*Written request*
Omit any picture, and return the remaining data exactly as written.

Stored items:

■ ■ ■ ■

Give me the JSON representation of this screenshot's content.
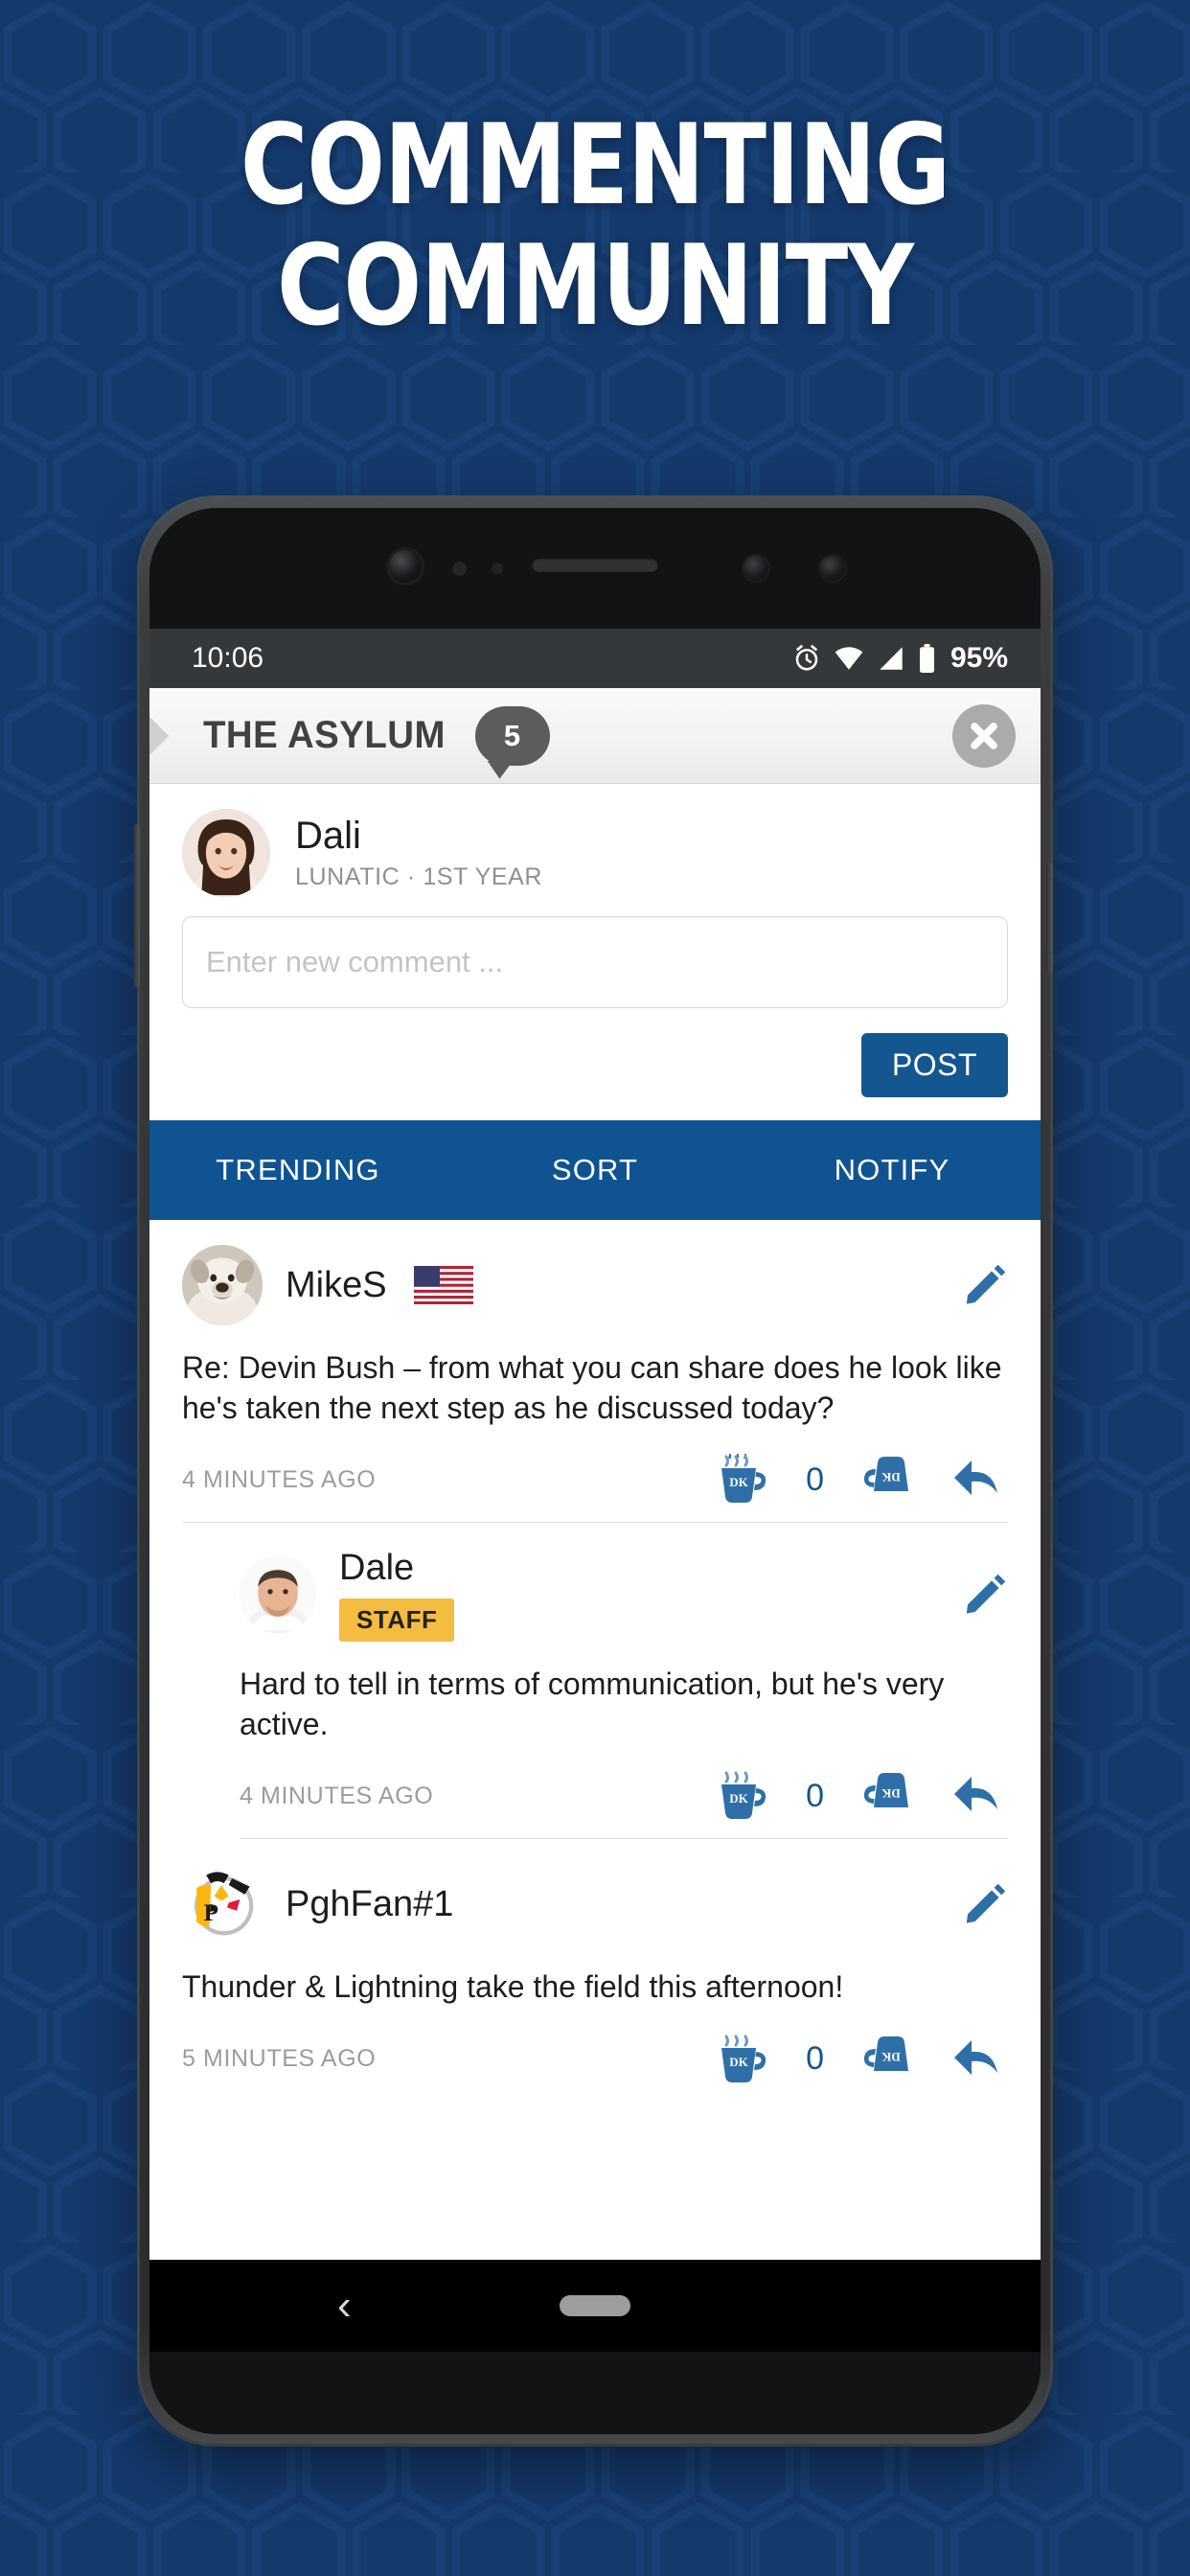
{
  "promo": {
    "headline_line1": "COMMENTING",
    "headline_line2": "COMMUNITY",
    "background_color": "#14396b",
    "accent_color": "#0f5490"
  },
  "status_bar": {
    "time": "10:06",
    "battery_percent": "95%",
    "icons": [
      "alarm-icon",
      "wifi-icon",
      "signal-icon",
      "battery-icon"
    ]
  },
  "app_header": {
    "title": "THE ASYLUM",
    "unread_count": "5",
    "close_label": "close-icon"
  },
  "profile": {
    "name": "Dali",
    "meta": "LUNATIC · 1ST YEAR"
  },
  "compose": {
    "placeholder": "Enter new comment ...",
    "value": "",
    "post_label": "POST"
  },
  "tabs": [
    {
      "label": "TRENDING"
    },
    {
      "label": "SORT"
    },
    {
      "label": "NOTIFY"
    }
  ],
  "comments": [
    {
      "author": "MikeS",
      "flag": "us-flag-icon",
      "badge": "",
      "body": "Re: Devin Bush – from what you can share does he look like he's taken the next step as he discussed today?",
      "time": "4 MINUTES AGO",
      "votes": "0",
      "is_reply": false
    },
    {
      "author": "Dale",
      "flag": "",
      "badge": "STAFF",
      "body": "Hard to tell in terms of communication, but he's very active.",
      "time": "4 MINUTES AGO",
      "votes": "0",
      "is_reply": true
    },
    {
      "author": "PghFan#1",
      "flag": "",
      "badge": "",
      "body": "Thunder & Lightning take the field this afternoon!",
      "time": "5 MINUTES AGO",
      "votes": "0",
      "is_reply": false
    }
  ],
  "reactions": {
    "upvote_label": "DK",
    "downvote_label": "DK"
  },
  "nav_bar": {
    "back_glyph": "‹"
  }
}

■ ■ ■ ■

*In response*
Give me the JSON representation of this screenshot's content.
{
  "promo": {
    "headline_line1": "COMMENTING",
    "headline_line2": "COMMUNITY",
    "background_color": "#14396b",
    "accent_color": "#0f5490"
  },
  "status_bar": {
    "time": "10:06",
    "battery_percent": "95%",
    "icons": [
      "alarm-icon",
      "wifi-icon",
      "signal-icon",
      "battery-icon"
    ]
  },
  "app_header": {
    "title": "THE ASYLUM",
    "unread_count": "5",
    "close_label": "close-icon"
  },
  "profile": {
    "name": "Dali",
    "meta": "LUNATIC · 1ST YEAR"
  },
  "compose": {
    "placeholder": "Enter new comment ...",
    "value": "",
    "post_label": "POST"
  },
  "tabs": [
    {
      "label": "TRENDING"
    },
    {
      "label": "SORT"
    },
    {
      "label": "NOTIFY"
    }
  ],
  "comments": [
    {
      "author": "MikeS",
      "flag": "us-flag-icon",
      "badge": "",
      "body": "Re: Devin Bush – from what you can share does he look like he's taken the next step as he discussed today?",
      "time": "4 MINUTES AGO",
      "votes": "0",
      "is_reply": false
    },
    {
      "author": "Dale",
      "flag": "",
      "badge": "STAFF",
      "body": "Hard to tell in terms of communication, but he's very active.",
      "time": "4 MINUTES AGO",
      "votes": "0",
      "is_reply": true
    },
    {
      "author": "PghFan#1",
      "flag": "",
      "badge": "",
      "body": "Thunder & Lightning take the field this afternoon!",
      "time": "5 MINUTES AGO",
      "votes": "0",
      "is_reply": false
    }
  ],
  "reactions": {
    "upvote_label": "DK",
    "downvote_label": "DK"
  },
  "nav_bar": {
    "back_glyph": "‹"
  }
}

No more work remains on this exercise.